(Data records)
┄┄┄┄┄┄┄┄┄┄┄┄┄┄┄┄┄┄┄┄
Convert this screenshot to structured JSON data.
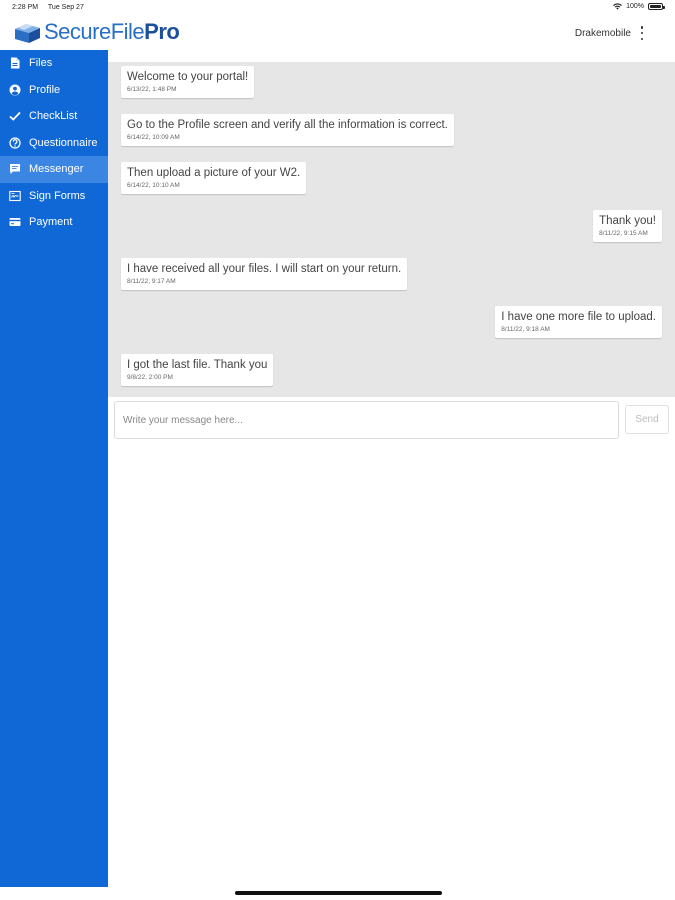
{
  "status_bar": {
    "time": "2:28 PM",
    "date": "Tue Sep 27",
    "battery": "100%",
    "battery_level": 1.0
  },
  "header": {
    "logo_main": "SecureFile",
    "logo_accent": "Pro",
    "user": "Drakemobile"
  },
  "sidebar": {
    "items": [
      {
        "label": "Files",
        "icon": "file-icon"
      },
      {
        "label": "Profile",
        "icon": "user-icon"
      },
      {
        "label": "CheckList",
        "icon": "check-icon"
      },
      {
        "label": "Questionnaire",
        "icon": "question-icon"
      },
      {
        "label": "Messenger",
        "icon": "message-icon",
        "active": true
      },
      {
        "label": "Sign Forms",
        "icon": "sign-icon"
      },
      {
        "label": "Payment",
        "icon": "card-icon"
      }
    ]
  },
  "messages": [
    {
      "text": "Welcome to your portal!",
      "time": "6/13/22, 1:48 PM",
      "side": "left"
    },
    {
      "text": "Go to the Profile screen and verify all the information is correct.",
      "time": "6/14/22, 10:09 AM",
      "side": "left"
    },
    {
      "text": "Then upload a picture of your W2.",
      "time": "6/14/22, 10:10 AM",
      "side": "left"
    },
    {
      "text": "Thank you!",
      "time": "8/11/22, 9:15 AM",
      "side": "right"
    },
    {
      "text": "I have received all your files. I will start on your return.",
      "time": "8/11/22, 9:17 AM",
      "side": "left"
    },
    {
      "text": "I have one more file to upload.",
      "time": "8/11/22, 9:18 AM",
      "side": "right"
    },
    {
      "text": "I got the last file. Thank you",
      "time": "9/8/22, 2:00 PM",
      "side": "left"
    }
  ],
  "compose": {
    "placeholder": "Write your message here...",
    "value": "",
    "send_label": "Send"
  },
  "colors": {
    "sidebar": "#1068d6",
    "sidebar_active": "#3b86e3",
    "chat_bg": "#e6e6e6",
    "logo": "#2a6fc4"
  }
}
┄┄┄┄┄┄┄┄┄┄┄┄┄┄┄┄┄┄┄┄
• What you should do: Return all lines containing the word "upload".

• Answer to the task:
      "text": "Then upload a picture of your W2.",
      "text": "I have one more file to upload.",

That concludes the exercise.